▸ **Source**:
== == ==

Casimir argues that Zeng's failure to deposit funds into escrow resulted in the transaction not closing by the closing deadline. Therefore, Casimir contends Zeng was in default and the agreement automatically terminated. Additionally, Casimir argues that Zeng failed to provide notice of the waiver or satisfaction of feasibility to both Casimir and its listing broker, as required by the agreement. Casimir contends this also constituted a buyer default, automatically terminating the agreement.

Zeng responds that Casimir waived these arguments by bringing them too late. Waiver is a mixed question of law and fact. Brundridge v. Fluor Fed. Servs., Inc., 164 Wn.2d 432, 440, 191 P.3d 879 (2008). It is a question of fact whether a party has proven the facts on which waiver is based, but it is a question of law whether those facts amount to waiver. Id. at 441. When, as here, the facts are not in dispute, the issue is a question of law, which we review de novo. Id.

We hold that Casimir waived these deadlines when its agent refused to close and the parties negotiated a stay of the trial court order and associated security.

A. What Constitutes Waiver

Waiver is the intentional and voluntary relinquishment of a known right. Schroeder v. Excelsior Mgmt. Grp., LLC, 177 Wn.2d 94, 106, 297 P.3d 677 (2013). Waiver can either be express or implied through a party's conduct. 224 Westlake, LLC v. Engstrom Props., LLC, 169 Wn.App. 700, 714, 281 P.3d 693 (2012). "A waiver by conduct occurs if the actions of the person against whom waiver is claimed are inconsistent with any intention other than waiver." Shinn v. Thrust IV, Inc., 56 Wn.App. 827, 843-44, 786 P.2d 285 (1990). An intent to waive cannot be implied from ambiguous conduct. 224 Westlake, 169 Wn.App. at 714. But it is possible to waive an argument by being dilatory in raising the argument too late in the litigation process. Lybbert v. Grant County, 141 Wn.2d 29, 40, 1 P.3d 1124 (2000) (applying waiver to an inconsistent and dilatory argument that service of process was insufficient). In Lybbert, the Washington Supreme Court emphasized the importance of "preventing the litigation process from being inhibited by inconsistent or dilatory conduct on the part of litigants." Id.

The Washington Supreme Court has also applied waiver in cases involving real estate sales. For example, in Sienkiewicz v. Smith, the two parties had a purchase and sale agreement for multiple lots that required the buyer to tender the earnest money by a specific deadline. 97 Wn.2d 711, 712-13, 649 P.2d 112 (1982). Before that deadline, the sellers' realtors requested to delay the transfer of one of the lots, and the buyer acquiesced. Id. at 717. After the original deadline passed without full tender of the lots or earnest money, the sellers argued that the agreement had terminated and was unenforceable. Id. However, the buyer "was ready, willing[,] and able at all times to conclude the transactions." Id. The Washington Supreme Court held that the agreement did not terminate on the deadline "because of conduct by the [sellers'] agent giving rise to estoppel and waiver." Id.

== == ==

▸ **Data entries**:

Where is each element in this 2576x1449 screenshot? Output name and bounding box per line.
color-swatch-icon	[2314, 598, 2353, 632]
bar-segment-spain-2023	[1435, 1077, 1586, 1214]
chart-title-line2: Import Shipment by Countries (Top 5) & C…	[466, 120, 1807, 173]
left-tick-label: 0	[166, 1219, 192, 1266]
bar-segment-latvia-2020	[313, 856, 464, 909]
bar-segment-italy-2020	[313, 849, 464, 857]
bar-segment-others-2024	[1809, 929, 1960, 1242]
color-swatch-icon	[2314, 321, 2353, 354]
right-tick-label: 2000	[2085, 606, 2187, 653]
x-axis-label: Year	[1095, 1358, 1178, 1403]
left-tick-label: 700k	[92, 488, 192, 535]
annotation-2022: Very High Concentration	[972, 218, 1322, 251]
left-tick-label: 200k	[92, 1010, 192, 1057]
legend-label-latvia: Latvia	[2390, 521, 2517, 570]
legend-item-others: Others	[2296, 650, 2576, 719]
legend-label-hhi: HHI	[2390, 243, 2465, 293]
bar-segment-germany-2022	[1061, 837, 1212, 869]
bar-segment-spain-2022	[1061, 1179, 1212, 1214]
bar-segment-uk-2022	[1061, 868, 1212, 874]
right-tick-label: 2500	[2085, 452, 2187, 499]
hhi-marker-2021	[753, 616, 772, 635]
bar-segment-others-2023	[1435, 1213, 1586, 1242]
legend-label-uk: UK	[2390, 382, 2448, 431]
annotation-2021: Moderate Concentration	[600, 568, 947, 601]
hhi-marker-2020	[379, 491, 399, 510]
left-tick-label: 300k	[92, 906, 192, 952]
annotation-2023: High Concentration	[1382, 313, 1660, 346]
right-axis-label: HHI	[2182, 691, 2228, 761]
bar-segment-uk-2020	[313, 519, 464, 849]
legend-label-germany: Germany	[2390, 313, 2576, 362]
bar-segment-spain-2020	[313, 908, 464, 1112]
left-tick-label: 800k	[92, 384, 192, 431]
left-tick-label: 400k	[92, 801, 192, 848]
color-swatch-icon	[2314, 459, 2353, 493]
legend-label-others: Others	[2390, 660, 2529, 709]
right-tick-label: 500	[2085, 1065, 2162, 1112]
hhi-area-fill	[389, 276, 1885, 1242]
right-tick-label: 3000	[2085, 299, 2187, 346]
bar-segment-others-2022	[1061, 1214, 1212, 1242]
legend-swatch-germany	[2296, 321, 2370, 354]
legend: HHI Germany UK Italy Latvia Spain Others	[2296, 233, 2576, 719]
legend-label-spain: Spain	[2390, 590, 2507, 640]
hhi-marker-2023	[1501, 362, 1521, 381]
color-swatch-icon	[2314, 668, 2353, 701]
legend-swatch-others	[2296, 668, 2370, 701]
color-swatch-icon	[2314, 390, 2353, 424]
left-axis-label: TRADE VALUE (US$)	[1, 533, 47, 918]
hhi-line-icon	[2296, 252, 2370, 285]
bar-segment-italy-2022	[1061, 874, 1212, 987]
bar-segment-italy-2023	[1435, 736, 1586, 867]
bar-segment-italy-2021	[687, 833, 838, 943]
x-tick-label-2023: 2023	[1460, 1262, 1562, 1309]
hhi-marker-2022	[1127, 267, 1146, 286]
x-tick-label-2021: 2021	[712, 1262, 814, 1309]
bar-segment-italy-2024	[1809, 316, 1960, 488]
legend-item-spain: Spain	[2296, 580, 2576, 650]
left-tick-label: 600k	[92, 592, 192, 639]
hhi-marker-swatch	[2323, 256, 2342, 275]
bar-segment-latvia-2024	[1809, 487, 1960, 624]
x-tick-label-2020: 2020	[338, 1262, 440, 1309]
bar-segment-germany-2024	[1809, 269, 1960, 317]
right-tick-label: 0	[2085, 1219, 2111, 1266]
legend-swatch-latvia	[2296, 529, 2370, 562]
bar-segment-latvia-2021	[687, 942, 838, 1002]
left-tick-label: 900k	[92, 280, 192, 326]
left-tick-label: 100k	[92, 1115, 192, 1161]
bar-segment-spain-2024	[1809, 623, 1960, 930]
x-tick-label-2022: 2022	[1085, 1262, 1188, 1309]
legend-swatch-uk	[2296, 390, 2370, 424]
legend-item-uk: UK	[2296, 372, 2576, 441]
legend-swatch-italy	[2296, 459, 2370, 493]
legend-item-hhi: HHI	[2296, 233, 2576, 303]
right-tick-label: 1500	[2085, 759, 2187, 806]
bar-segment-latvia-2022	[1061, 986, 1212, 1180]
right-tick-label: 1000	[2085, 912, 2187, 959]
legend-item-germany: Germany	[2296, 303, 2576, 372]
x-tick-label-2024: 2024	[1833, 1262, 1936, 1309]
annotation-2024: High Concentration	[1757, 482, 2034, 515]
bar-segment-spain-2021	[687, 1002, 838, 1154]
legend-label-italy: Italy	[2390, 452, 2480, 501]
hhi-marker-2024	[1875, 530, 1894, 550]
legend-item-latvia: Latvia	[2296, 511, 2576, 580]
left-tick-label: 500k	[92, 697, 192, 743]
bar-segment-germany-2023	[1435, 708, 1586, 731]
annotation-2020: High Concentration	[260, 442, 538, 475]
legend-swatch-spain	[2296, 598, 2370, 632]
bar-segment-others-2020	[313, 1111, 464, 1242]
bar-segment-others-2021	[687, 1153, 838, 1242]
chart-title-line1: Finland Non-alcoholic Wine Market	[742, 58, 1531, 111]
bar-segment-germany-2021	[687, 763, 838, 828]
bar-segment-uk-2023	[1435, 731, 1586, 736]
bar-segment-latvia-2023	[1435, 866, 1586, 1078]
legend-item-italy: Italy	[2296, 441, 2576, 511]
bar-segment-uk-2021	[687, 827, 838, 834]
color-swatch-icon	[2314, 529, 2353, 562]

== == ==

▸ **Set of tasks**:
A - Translate this sentence from the passage on waiver into Spanish: "Waiver is the intentional and voluntary relinquishment of a known right."
B - From the passage on waiver, set down the part that opens with the words containing "Casimir argues that Zeng's" and closes with "terminating the agreement.".
The records were taken from a different source than the passage on waiver.

▸ **Answers given**:
A - La renuncia es el abandono intencional y voluntario de un derecho conocido.

B -
Casimir argues that Zeng's failure to deposit funds into escrow resulted in the transaction not closing by the closing deadline. Therefore, Casimir contends Zeng was in default and the agreement automatically terminated. Additionally, Casimir argues that Zeng failed to provide notice of the waiver or satisfaction of feasibility to both Casimir and its listing broker, as required by the agreement. Casimir contends this also constituted a buyer default, automatically terminating the agreement.